- **Work to do**:
Write out the records beneath this line exactly as they appear, minus any images.

* begin *

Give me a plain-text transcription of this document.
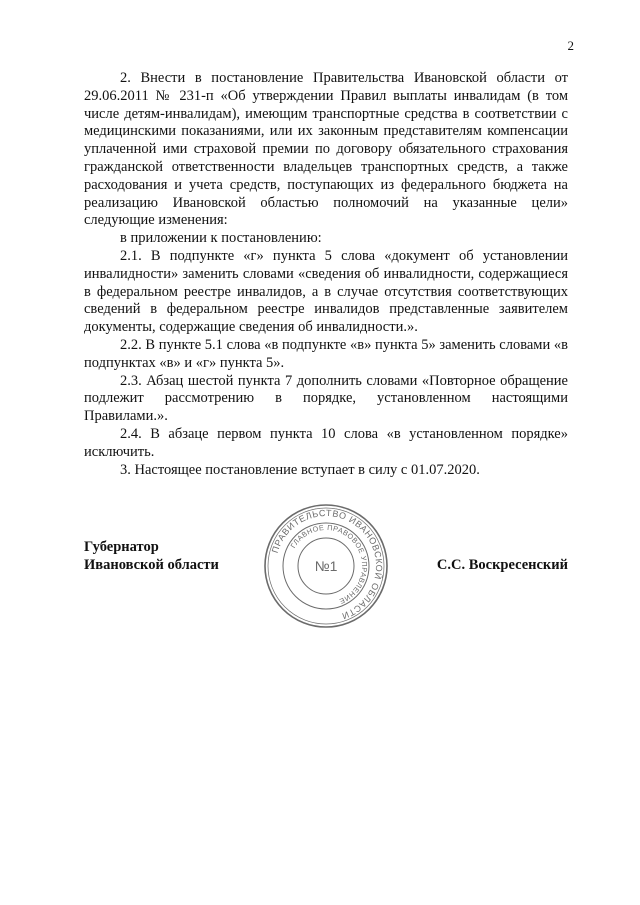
2

2. Внести в постановление Правительства Ивановской области от 29.06.2011 № 231-п «Об утверждении Правил выплаты инвалидам (в том числе детям-инвалидам), имеющим транспортные средства в соответствии с медицинскими показаниями, или их законным представителям компенсации уплаченной ими страховой премии по договору обязательного страхования гражданской ответственности владельцев транспортных средств, а также расходования и учета средств, поступающих из федерального бюджета на реализацию Ивановской областью полномочий на указанные цели» следующие изменения:

в приложении к постановлению:

2.1. В подпункте «г» пункта 5 слова «документ об установлении инвалидности» заменить словами «сведения об инвалидности, содержащиеся в федеральном реестре инвалидов, а в случае отсутствия соответствующих сведений в федеральном реестре инвалидов представленные заявителем документы, содержащие сведения об инвалидности.».

2.2. В пункте 5.1 слова «в подпункте «в» пункта 5» заменить словами «в подпунктах «в» и «г» пункта 5».

2.3. Абзац шестой пункта 7 дополнить словами «Повторное обращение подлежит рассмотрению в порядке, установленном настоящими Правилами.».

2.4. В абзаце первом пункта 10 слова «в установленном порядке» исключить.

3. Настоящее постановление вступает в силу с 01.07.2020.

Губернатор
Ивановской области
ПРАВИТЕЛЬСТВО ИВАНОВСКОЙ ОБЛАСТИ
ГЛАВНОЕ ПРАВОВОЕ УПРАВЛЕНИЕ
№1	С.С. Воскресенский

* end *

- **Answer**:
Give me a plain-text transcription of this document.
2

2. Внести в постановление Правительства Ивановской области от 29.06.2011 № 231-п «Об утверждении Правил выплаты инвалидам (в том числе детям-инвалидам), имеющим транспортные средства в соответствии с медицинскими показаниями, или их законным представителям компенсации уплаченной ими страховой премии по договору обязательного страхования гражданской ответственности владельцев транспортных средств, а также расходования и учета средств, поступающих из федерального бюджета на реализацию Ивановской областью полномочий на указанные цели» следующие изменения:

в приложении к постановлению:

2.1. В подпункте «г» пункта 5 слова «документ об установлении инвалидности» заменить словами «сведения об инвалидности, содержащиеся в федеральном реестре инвалидов, а в случае отсутствия соответствующих сведений в федеральном реестре инвалидов представленные заявителем документы, содержащие сведения об инвалидности.».

2.2. В пункте 5.1 слова «в подпункте «в» пункта 5» заменить словами «в подпунктах «в» и «г» пункта 5».

2.3. Абзац шестой пункта 7 дополнить словами «Повторное обращение подлежит рассмотрению в порядке, установленном настоящими Правилами.».

2.4. В абзаце первом пункта 10 слова «в установленном порядке» исключить.

3. Настоящее постановление вступает в силу с 01.07.2020.

Губернатор
Ивановской области
ПРАВИТЕЛЬСТВО ИВАНОВСКОЙ ОБЛАСТИ
ГЛАВНОЕ ПРАВОВОЕ УПРАВЛЕНИЕ
№1	С.С. Воскресенский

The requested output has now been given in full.